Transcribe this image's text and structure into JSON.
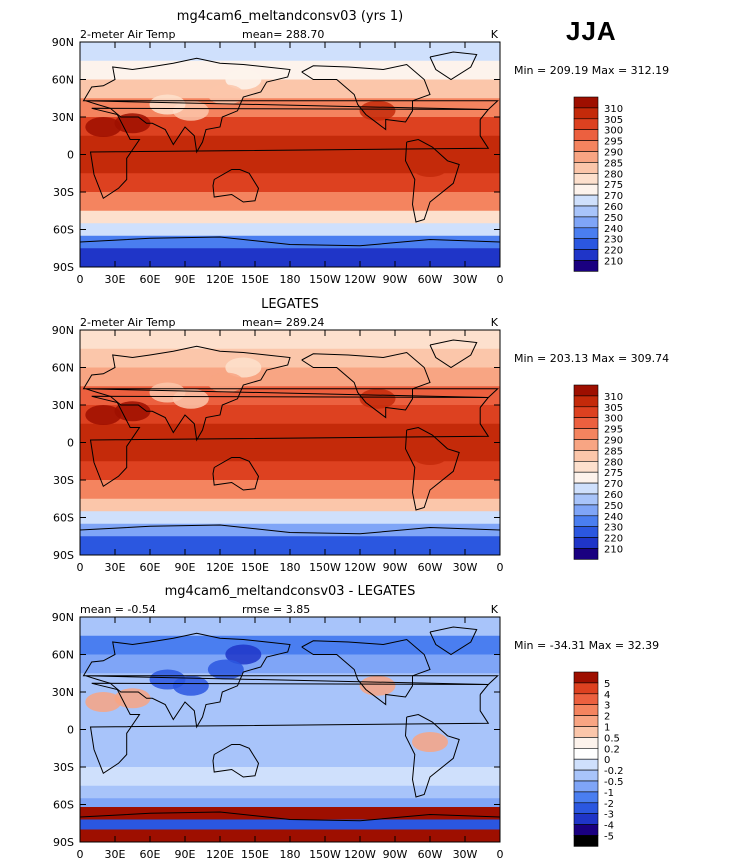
{
  "season": "JJA",
  "colors": {
    "abs_scale": [
      "#1a0080",
      "#1f35c8",
      "#2b57e0",
      "#4a7ef0",
      "#7fa5f7",
      "#a8c4fa",
      "#cfe0fc",
      "#fdf3ec",
      "#fde0cd",
      "#fbc6aa",
      "#f8a583",
      "#f4845f",
      "#ec603f",
      "#dd4120",
      "#c42a0a",
      "#9e0f00"
    ],
    "diff_scale": [
      "#1a0080",
      "#1f35c8",
      "#2b57e0",
      "#4a7ef0",
      "#7fa5f7",
      "#a8c4fa",
      "#cfe0fc",
      "#ffffff",
      "#fdf3ec",
      "#fbc6aa",
      "#f8a583",
      "#f4845f",
      "#ec603f",
      "#dd4120",
      "#9e0f00"
    ],
    "land_outline": "#000000"
  },
  "chart_data": [
    {
      "type": "heatmap",
      "title": "mg4cam6_meltandconsv03 (yrs 1)",
      "left_label": "2-meter Air Temp",
      "stat_label": "mean= 288.70",
      "units": "K",
      "minmax": "Min = 209.19 Max = 312.19",
      "xticks": [
        "0",
        "30E",
        "60E",
        "90E",
        "120E",
        "150E",
        "180",
        "150W",
        "120W",
        "90W",
        "60W",
        "30W",
        "0"
      ],
      "yticks": [
        "90N",
        "60N",
        "30N",
        "0",
        "30S",
        "60S",
        "90S"
      ],
      "xlim": [
        0,
        360
      ],
      "ylim": [
        -90,
        90
      ],
      "colorbar_levels": [
        "310",
        "305",
        "300",
        "295",
        "290",
        "285",
        "280",
        "275",
        "270",
        "260",
        "250",
        "240",
        "230",
        "220",
        "210"
      ],
      "zonal_profile": [
        {
          "lat": 90,
          "level": 6
        },
        {
          "lat": 75,
          "level": 7
        },
        {
          "lat": 60,
          "level": 9
        },
        {
          "lat": 45,
          "level": 11
        },
        {
          "lat": 30,
          "level": 13
        },
        {
          "lat": 15,
          "level": 14
        },
        {
          "lat": 0,
          "level": 14
        },
        {
          "lat": -15,
          "level": 13
        },
        {
          "lat": -30,
          "level": 11
        },
        {
          "lat": -45,
          "level": 8
        },
        {
          "lat": -55,
          "level": 6
        },
        {
          "lat": -65,
          "level": 3
        },
        {
          "lat": -75,
          "level": 1
        },
        {
          "lat": -90,
          "level": 0
        }
      ]
    },
    {
      "type": "heatmap",
      "title": "LEGATES",
      "left_label": "2-meter Air Temp",
      "stat_label": "mean= 289.24",
      "units": "K",
      "minmax": "Min = 203.13 Max = 309.74",
      "xticks": [
        "0",
        "30E",
        "60E",
        "90E",
        "120E",
        "150E",
        "180",
        "150W",
        "120W",
        "90W",
        "60W",
        "30W",
        "0"
      ],
      "yticks": [
        "90N",
        "60N",
        "30N",
        "0",
        "30S",
        "60S",
        "90S"
      ],
      "xlim": [
        0,
        360
      ],
      "ylim": [
        -90,
        90
      ],
      "colorbar_levels": [
        "310",
        "305",
        "300",
        "295",
        "290",
        "285",
        "280",
        "275",
        "270",
        "260",
        "250",
        "240",
        "230",
        "220",
        "210"
      ],
      "zonal_profile": [
        {
          "lat": 90,
          "level": 8
        },
        {
          "lat": 75,
          "level": 9
        },
        {
          "lat": 60,
          "level": 10
        },
        {
          "lat": 45,
          "level": 12
        },
        {
          "lat": 30,
          "level": 13
        },
        {
          "lat": 15,
          "level": 14
        },
        {
          "lat": 0,
          "level": 14
        },
        {
          "lat": -15,
          "level": 13
        },
        {
          "lat": -30,
          "level": 11
        },
        {
          "lat": -45,
          "level": 9
        },
        {
          "lat": -55,
          "level": 6
        },
        {
          "lat": -65,
          "level": 4
        },
        {
          "lat": -75,
          "level": 2
        },
        {
          "lat": -90,
          "level": 0
        }
      ]
    },
    {
      "type": "heatmap",
      "title": "mg4cam6_meltandconsv03 - LEGATES",
      "left_label": "mean =   -0.54",
      "stat_label": "rmse =    3.85",
      "units": "K",
      "minmax": "Min = -34.31 Max =  32.39",
      "xticks": [
        "0",
        "30E",
        "60E",
        "90E",
        "120E",
        "150E",
        "180",
        "150W",
        "120W",
        "90W",
        "60W",
        "30W",
        "0"
      ],
      "yticks": [
        "90N",
        "60N",
        "30N",
        "0",
        "30S",
        "60S",
        "90S"
      ],
      "xlim": [
        0,
        360
      ],
      "ylim": [
        -90,
        90
      ],
      "colorbar_levels": [
        "5",
        "4",
        "3",
        "2",
        "1",
        "0.5",
        "0.2",
        "0",
        "-0.2",
        "-0.5",
        "-1",
        "-2",
        "-3",
        "-4",
        "-5"
      ],
      "zonal_profile": [
        {
          "lat": 90,
          "level": 5
        },
        {
          "lat": 75,
          "level": 3
        },
        {
          "lat": 60,
          "level": 4
        },
        {
          "lat": 45,
          "level": 5
        },
        {
          "lat": 30,
          "level": 5
        },
        {
          "lat": 15,
          "level": 5
        },
        {
          "lat": 0,
          "level": 5
        },
        {
          "lat": -15,
          "level": 5
        },
        {
          "lat": -30,
          "level": 6
        },
        {
          "lat": -45,
          "level": 5
        },
        {
          "lat": -55,
          "level": 4
        },
        {
          "lat": -62,
          "level": 14
        },
        {
          "lat": -72,
          "level": 2
        },
        {
          "lat": -80,
          "level": 14
        },
        {
          "lat": -90,
          "level": 3
        }
      ]
    }
  ]
}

━━━━━━━━━━━━━━━━

PROBLEM REQUIREMENTS
Every line above should be repeated exactly; pictures stay out of the copy.

THE SOLUTION
Transcribe this image's text and structure into JSON.
{
  "season": "JJA",
  "colors": {
    "abs_scale": [
      "#1a0080",
      "#1f35c8",
      "#2b57e0",
      "#4a7ef0",
      "#7fa5f7",
      "#a8c4fa",
      "#cfe0fc",
      "#fdf3ec",
      "#fde0cd",
      "#fbc6aa",
      "#f8a583",
      "#f4845f",
      "#ec603f",
      "#dd4120",
      "#c42a0a",
      "#9e0f00"
    ],
    "diff_scale": [
      "#1a0080",
      "#1f35c8",
      "#2b57e0",
      "#4a7ef0",
      "#7fa5f7",
      "#a8c4fa",
      "#cfe0fc",
      "#ffffff",
      "#fdf3ec",
      "#fbc6aa",
      "#f8a583",
      "#f4845f",
      "#ec603f",
      "#dd4120",
      "#9e0f00"
    ],
    "land_outline": "#000000"
  },
  "chart_data": [
    {
      "type": "heatmap",
      "title": "mg4cam6_meltandconsv03 (yrs 1)",
      "left_label": "2-meter Air Temp",
      "stat_label": "mean= 288.70",
      "units": "K",
      "minmax": "Min = 209.19 Max = 312.19",
      "xticks": [
        "0",
        "30E",
        "60E",
        "90E",
        "120E",
        "150E",
        "180",
        "150W",
        "120W",
        "90W",
        "60W",
        "30W",
        "0"
      ],
      "yticks": [
        "90N",
        "60N",
        "30N",
        "0",
        "30S",
        "60S",
        "90S"
      ],
      "xlim": [
        0,
        360
      ],
      "ylim": [
        -90,
        90
      ],
      "colorbar_levels": [
        "310",
        "305",
        "300",
        "295",
        "290",
        "285",
        "280",
        "275",
        "270",
        "260",
        "250",
        "240",
        "230",
        "220",
        "210"
      ],
      "zonal_profile": [
        {
          "lat": 90,
          "level": 6
        },
        {
          "lat": 75,
          "level": 7
        },
        {
          "lat": 60,
          "level": 9
        },
        {
          "lat": 45,
          "level": 11
        },
        {
          "lat": 30,
          "level": 13
        },
        {
          "lat": 15,
          "level": 14
        },
        {
          "lat": 0,
          "level": 14
        },
        {
          "lat": -15,
          "level": 13
        },
        {
          "lat": -30,
          "level": 11
        },
        {
          "lat": -45,
          "level": 8
        },
        {
          "lat": -55,
          "level": 6
        },
        {
          "lat": -65,
          "level": 3
        },
        {
          "lat": -75,
          "level": 1
        },
        {
          "lat": -90,
          "level": 0
        }
      ]
    },
    {
      "type": "heatmap",
      "title": "LEGATES",
      "left_label": "2-meter Air Temp",
      "stat_label": "mean= 289.24",
      "units": "K",
      "minmax": "Min = 203.13 Max = 309.74",
      "xticks": [
        "0",
        "30E",
        "60E",
        "90E",
        "120E",
        "150E",
        "180",
        "150W",
        "120W",
        "90W",
        "60W",
        "30W",
        "0"
      ],
      "yticks": [
        "90N",
        "60N",
        "30N",
        "0",
        "30S",
        "60S",
        "90S"
      ],
      "xlim": [
        0,
        360
      ],
      "ylim": [
        -90,
        90
      ],
      "colorbar_levels": [
        "310",
        "305",
        "300",
        "295",
        "290",
        "285",
        "280",
        "275",
        "270",
        "260",
        "250",
        "240",
        "230",
        "220",
        "210"
      ],
      "zonal_profile": [
        {
          "lat": 90,
          "level": 8
        },
        {
          "lat": 75,
          "level": 9
        },
        {
          "lat": 60,
          "level": 10
        },
        {
          "lat": 45,
          "level": 12
        },
        {
          "lat": 30,
          "level": 13
        },
        {
          "lat": 15,
          "level": 14
        },
        {
          "lat": 0,
          "level": 14
        },
        {
          "lat": -15,
          "level": 13
        },
        {
          "lat": -30,
          "level": 11
        },
        {
          "lat": -45,
          "level": 9
        },
        {
          "lat": -55,
          "level": 6
        },
        {
          "lat": -65,
          "level": 4
        },
        {
          "lat": -75,
          "level": 2
        },
        {
          "lat": -90,
          "level": 0
        }
      ]
    },
    {
      "type": "heatmap",
      "title": "mg4cam6_meltandconsv03 - LEGATES",
      "left_label": "mean =   -0.54",
      "stat_label": "rmse =    3.85",
      "units": "K",
      "minmax": "Min = -34.31 Max =  32.39",
      "xticks": [
        "0",
        "30E",
        "60E",
        "90E",
        "120E",
        "150E",
        "180",
        "150W",
        "120W",
        "90W",
        "60W",
        "30W",
        "0"
      ],
      "yticks": [
        "90N",
        "60N",
        "30N",
        "0",
        "30S",
        "60S",
        "90S"
      ],
      "xlim": [
        0,
        360
      ],
      "ylim": [
        -90,
        90
      ],
      "colorbar_levels": [
        "5",
        "4",
        "3",
        "2",
        "1",
        "0.5",
        "0.2",
        "0",
        "-0.2",
        "-0.5",
        "-1",
        "-2",
        "-3",
        "-4",
        "-5"
      ],
      "zonal_profile": [
        {
          "lat": 90,
          "level": 5
        },
        {
          "lat": 75,
          "level": 3
        },
        {
          "lat": 60,
          "level": 4
        },
        {
          "lat": 45,
          "level": 5
        },
        {
          "lat": 30,
          "level": 5
        },
        {
          "lat": 15,
          "level": 5
        },
        {
          "lat": 0,
          "level": 5
        },
        {
          "lat": -15,
          "level": 5
        },
        {
          "lat": -30,
          "level": 6
        },
        {
          "lat": -45,
          "level": 5
        },
        {
          "lat": -55,
          "level": 4
        },
        {
          "lat": -62,
          "level": 14
        },
        {
          "lat": -72,
          "level": 2
        },
        {
          "lat": -80,
          "level": 14
        },
        {
          "lat": -90,
          "level": 3
        }
      ]
    }
  ]
}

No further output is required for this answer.